#### [Exercise materials]
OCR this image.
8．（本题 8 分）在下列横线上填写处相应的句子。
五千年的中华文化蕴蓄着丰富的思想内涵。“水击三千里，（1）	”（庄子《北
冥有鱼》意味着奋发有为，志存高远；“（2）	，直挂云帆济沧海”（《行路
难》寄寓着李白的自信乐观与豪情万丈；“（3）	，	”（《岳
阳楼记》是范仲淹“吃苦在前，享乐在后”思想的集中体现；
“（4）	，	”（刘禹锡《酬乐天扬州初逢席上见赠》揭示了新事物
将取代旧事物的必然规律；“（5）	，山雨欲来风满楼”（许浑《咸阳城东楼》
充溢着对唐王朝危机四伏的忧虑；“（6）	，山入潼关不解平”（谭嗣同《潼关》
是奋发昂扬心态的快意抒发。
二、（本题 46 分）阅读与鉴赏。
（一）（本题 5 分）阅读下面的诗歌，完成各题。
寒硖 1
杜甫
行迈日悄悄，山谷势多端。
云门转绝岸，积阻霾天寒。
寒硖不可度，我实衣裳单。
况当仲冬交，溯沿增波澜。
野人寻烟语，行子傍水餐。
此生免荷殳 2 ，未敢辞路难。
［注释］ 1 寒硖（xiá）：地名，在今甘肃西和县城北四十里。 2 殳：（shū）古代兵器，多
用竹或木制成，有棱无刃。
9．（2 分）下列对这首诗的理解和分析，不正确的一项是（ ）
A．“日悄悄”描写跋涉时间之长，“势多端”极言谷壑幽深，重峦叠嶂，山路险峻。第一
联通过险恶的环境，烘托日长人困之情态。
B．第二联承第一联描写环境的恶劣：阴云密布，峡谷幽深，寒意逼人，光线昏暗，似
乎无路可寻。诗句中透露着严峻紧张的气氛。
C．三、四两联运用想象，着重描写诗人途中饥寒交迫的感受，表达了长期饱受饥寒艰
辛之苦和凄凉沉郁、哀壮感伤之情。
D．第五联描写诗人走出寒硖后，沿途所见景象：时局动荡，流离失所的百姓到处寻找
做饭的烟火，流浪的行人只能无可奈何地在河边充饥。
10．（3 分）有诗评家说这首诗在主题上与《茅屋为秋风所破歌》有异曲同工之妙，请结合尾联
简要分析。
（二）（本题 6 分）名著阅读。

#### [Problem statement]
Write out the entire listing exactly.

#### [Output]
OCR this image.
8．（本题 8 分）在下列横线上填写处相应的句子。
五千年的中华文化蕴蓄着丰富的思想内涵。“水击三千里，（1）	”（庄子《北
冥有鱼》意味着奋发有为，志存高远；“（2）	，直挂云帆济沧海”（《行路
难》寄寓着李白的自信乐观与豪情万丈；“（3）	，	”（《岳
阳楼记》是范仲淹“吃苦在前，享乐在后”思想的集中体现；
“（4）	，	”（刘禹锡《酬乐天扬州初逢席上见赠》揭示了新事物
将取代旧事物的必然规律；“（5）	，山雨欲来风满楼”（许浑《咸阳城东楼》
充溢着对唐王朝危机四伏的忧虑；“（6）	，山入潼关不解平”（谭嗣同《潼关》
是奋发昂扬心态的快意抒发。
二、（本题 46 分）阅读与鉴赏。
（一）（本题 5 分）阅读下面的诗歌，完成各题。
寒硖 1
杜甫
行迈日悄悄，山谷势多端。
云门转绝岸，积阻霾天寒。
寒硖不可度，我实衣裳单。
况当仲冬交，溯沿增波澜。
野人寻烟语，行子傍水餐。
此生免荷殳 2 ，未敢辞路难。
［注释］ 1 寒硖（xiá）：地名，在今甘肃西和县城北四十里。 2 殳：（shū）古代兵器，多
用竹或木制成，有棱无刃。
9．（2 分）下列对这首诗的理解和分析，不正确的一项是（ ）
A．“日悄悄”描写跋涉时间之长，“势多端”极言谷壑幽深，重峦叠嶂，山路险峻。第一
联通过险恶的环境，烘托日长人困之情态。
B．第二联承第一联描写环境的恶劣：阴云密布，峡谷幽深，寒意逼人，光线昏暗，似
乎无路可寻。诗句中透露着严峻紧张的气氛。
C．三、四两联运用想象，着重描写诗人途中饥寒交迫的感受，表达了长期饱受饥寒艰
辛之苦和凄凉沉郁、哀壮感伤之情。
D．第五联描写诗人走出寒硖后，沿途所见景象：时局动荡，流离失所的百姓到处寻找
做饭的烟火，流浪的行人只能无可奈何地在河边充饥。
10．（3 分）有诗评家说这首诗在主题上与《茅屋为秋风所破歌》有异曲同工之妙，请结合尾联
简要分析。
（二）（本题 6 分）名著阅读。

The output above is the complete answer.